>> start

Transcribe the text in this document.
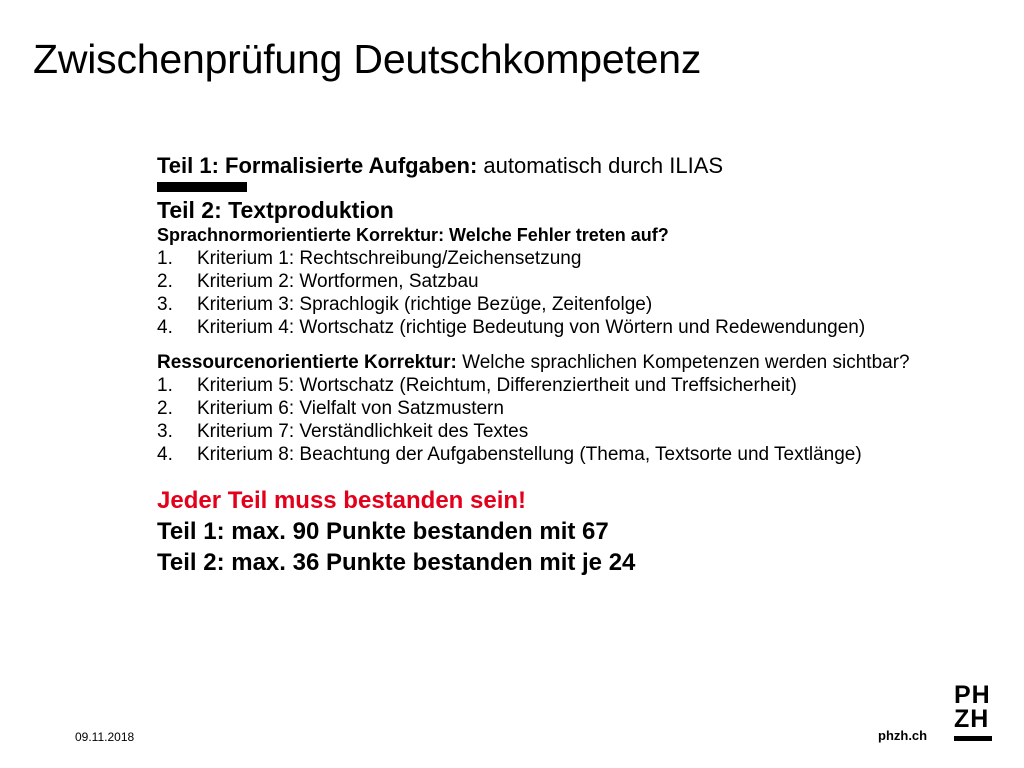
Zwischenprüfung Deutschkompetenz
Teil 1: Formalisierte Aufgaben: automatisch durch ILIAS
Teil 2: Textproduktion
Sprachnormorientierte Korrektur: Welche Fehler treten auf?
1. Kriterium 1: Rechtschreibung/Zeichensetzung
2. Kriterium 2: Wortformen, Satzbau
3. Kriterium 3: Sprachlogik (richtige Bezüge, Zeitenfolge)
4. Kriterium 4: Wortschatz (richtige Bedeutung von Wörtern und Redewendungen)
Ressourcenorientierte Korrektur: Welche sprachlichen Kompetenzen werden sichtbar?
1. Kriterium 5: Wortschatz (Reichtum, Differenziertheit und Treffsicherheit)
2. Kriterium 6: Vielfalt von Satzmustern
3. Kriterium 7: Verständlichkeit des Textes
4. Kriterium 8: Beachtung der Aufgabenstellung (Thema, Textsorte und Textlänge)
Jeder Teil muss bestanden sein!
Teil 1: max. 90 Punkte bestanden mit 67
Teil 2: max. 36 Punkte bestanden mit je 24
09.11.2018	phzh.ch
PH
ZH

>> end

Pictures in the data above should not be copied; transcribe everything else exactly.

Transcribe the text in this document.
Zwischenprüfung Deutschkompetenz
Teil 1: Formalisierte Aufgaben: automatisch durch ILIAS
Teil 2: Textproduktion
Sprachnormorientierte Korrektur: Welche Fehler treten auf?
1. Kriterium 1: Rechtschreibung/Zeichensetzung
2. Kriterium 2: Wortformen, Satzbau
3. Kriterium 3: Sprachlogik (richtige Bezüge, Zeitenfolge)
4. Kriterium 4: Wortschatz (richtige Bedeutung von Wörtern und Redewendungen)
Ressourcenorientierte Korrektur: Welche sprachlichen Kompetenzen werden sichtbar?
1. Kriterium 5: Wortschatz (Reichtum, Differenziertheit und Treffsicherheit)
2. Kriterium 6: Vielfalt von Satzmustern
3. Kriterium 7: Verständlichkeit des Textes
4. Kriterium 8: Beachtung der Aufgabenstellung (Thema, Textsorte und Textlänge)
Jeder Teil muss bestanden sein!
Teil 1: max. 90 Punkte bestanden mit 67
Teil 2: max. 36 Punkte bestanden mit je 24
09.11.2018	phzh.ch
PH
ZH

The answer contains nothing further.